■ **Request**: Make an exact copy of the entries, and keep any pictures out of it.

[Start Dataset entries]

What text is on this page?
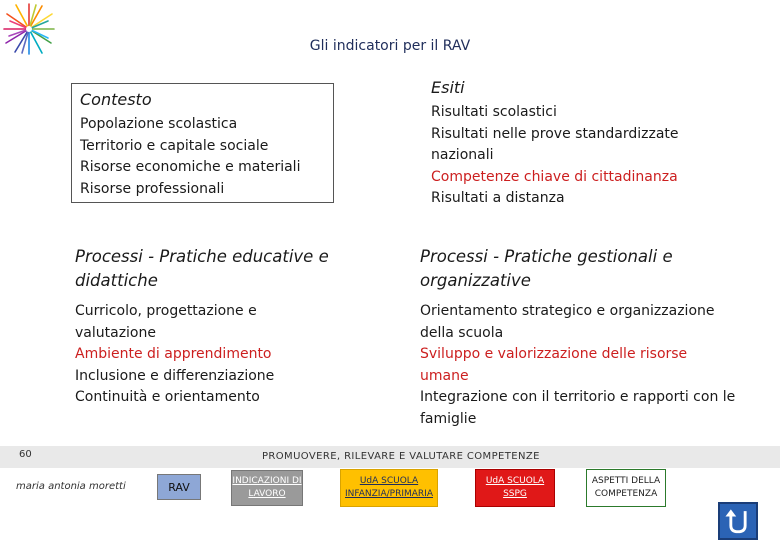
Gli indicatori per il RAV
Contesto
Popolazione scolastica
Territorio e capitale sociale
Risorse economiche e materiali
Risorse professionali
Esiti
Risultati scolastici
Risultati nelle prove standardizzate
nazionali
Competenze chiave di cittadinanza
Risultati a distanza
Processi - Pratiche educative e didattiche
Curricolo, progettazione e valutazione
Ambiente di apprendimento
Inclusione e differenziazione
Continuità e orientamento
Processi - Pratiche gestionali e organizzative
Orientamento strategico e organizzazione della scuola
Sviluppo e valorizzazione delle risorse umane
Integrazione con il territorio e rapporti con le famiglie
60	PROMUOVERE, RILEVARE E VALUTARE COMPETENZE
maria antonia moretti	RAV	INDICAZIONI DI LAVORO
UdA SCUOLA INFANZIA/PRIMARIA
UdA SCUOLA SSPG
ASPETTI DELLA COMPETENZA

[End Dataset entries]

■ **Solution to this task**:
What text is on this page?
Gli indicatori per il RAV
Contesto
Popolazione scolastica
Territorio e capitale sociale
Risorse economiche e materiali
Risorse professionali
Esiti
Risultati scolastici
Risultati nelle prove standardizzate
nazionali
Competenze chiave di cittadinanza
Risultati a distanza
Processi - Pratiche educative e didattiche
Curricolo, progettazione e valutazione
Ambiente di apprendimento
Inclusione e differenziazione
Continuità e orientamento
Processi - Pratiche gestionali e organizzative
Orientamento strategico e organizzazione della scuola
Sviluppo e valorizzazione delle risorse umane
Integrazione con il territorio e rapporti con le famiglie
60	PROMUOVERE, RILEVARE E VALUTARE COMPETENZE
maria antonia moretti	RAV	INDICAZIONI DI LAVORO
UdA SCUOLA INFANZIA/PRIMARIA
UdA SCUOLA SSPG
ASPETTI DELLA COMPETENZA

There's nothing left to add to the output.